## GIVEN REQUEST
Provide only the number of lines in the listing that contain the string "Estimate".

## Dataset items
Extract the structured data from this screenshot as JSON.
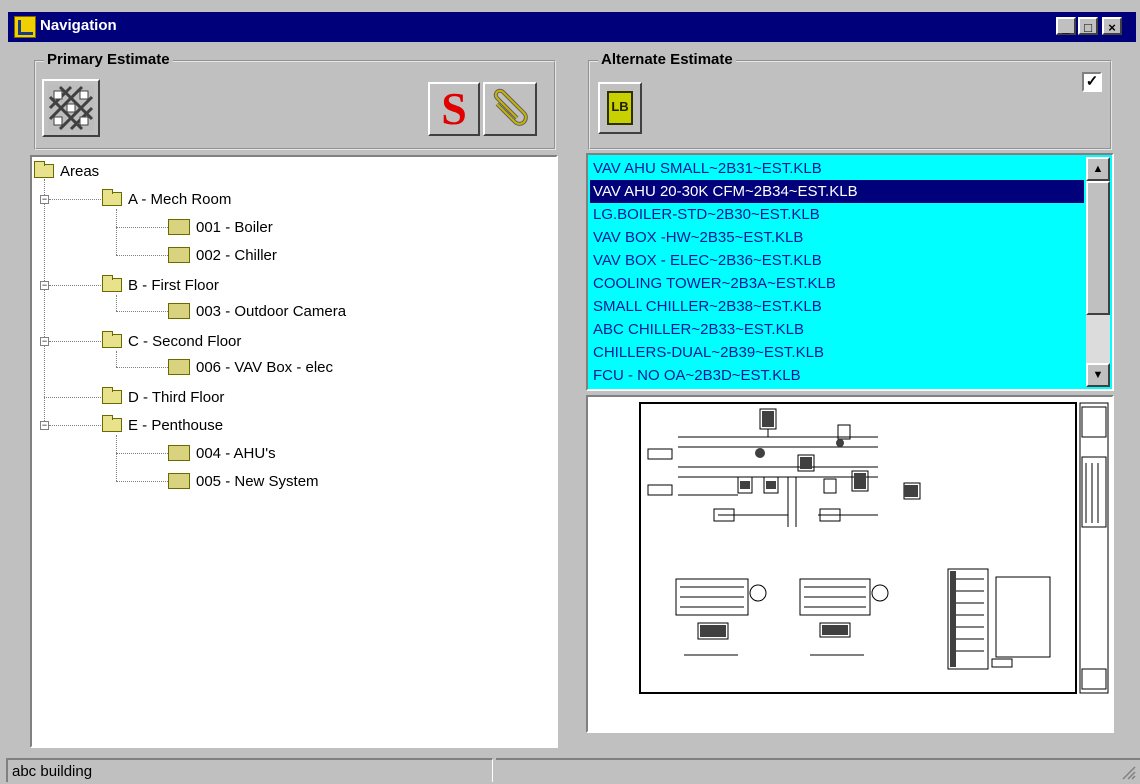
{
  "window": {
    "title": "Navigation",
    "minimize_glyph": "_",
    "maximize_glyph": "□",
    "close_glyph": "×"
  },
  "primary": {
    "label": "Primary Estimate",
    "s_button_glyph": "S"
  },
  "alternate": {
    "label": "Alternate Estimate",
    "checkbox_checked": true,
    "checkbox_glyph": "✓",
    "lb_glyph": "LB"
  },
  "tree": {
    "root": "Areas",
    "nodes": [
      {
        "label": "A - Mech Room"
      },
      {
        "label": "001 - Boiler"
      },
      {
        "label": "002 - Chiller"
      },
      {
        "label": "B - First Floor"
      },
      {
        "label": "003 - Outdoor Camera"
      },
      {
        "label": "C - Second Floor"
      },
      {
        "label": "006 - VAV Box - elec"
      },
      {
        "label": "D - Third Floor"
      },
      {
        "label": "E - Penthouse"
      },
      {
        "label": "004 - AHU's"
      },
      {
        "label": "005 - New System"
      }
    ]
  },
  "files": {
    "items": [
      "VAV AHU SMALL~2B31~EST.KLB",
      "VAV AHU 20-30K CFM~2B34~EST.KLB",
      "LG.BOILER-STD~2B30~EST.KLB",
      "VAV BOX -HW~2B35~EST.KLB",
      "VAV BOX - ELEC~2B36~EST.KLB",
      "COOLING TOWER~2B3A~EST.KLB",
      "SMALL CHILLER~2B38~EST.KLB",
      "ABC CHILLER~2B33~EST.KLB",
      "CHILLERS-DUAL~2B39~EST.KLB",
      "FCU - NO OA~2B3D~EST.KLB"
    ],
    "selected_index": 1,
    "scroll_up_glyph": "▲",
    "scroll_down_glyph": "▼"
  },
  "status": {
    "text": "abc building"
  },
  "colors": {
    "titlebar": "#00007b",
    "list_background": "#00ffff",
    "selection": "#00007b",
    "window": "#c0c0c0"
  }
}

## EXERCISE RESPONSE
2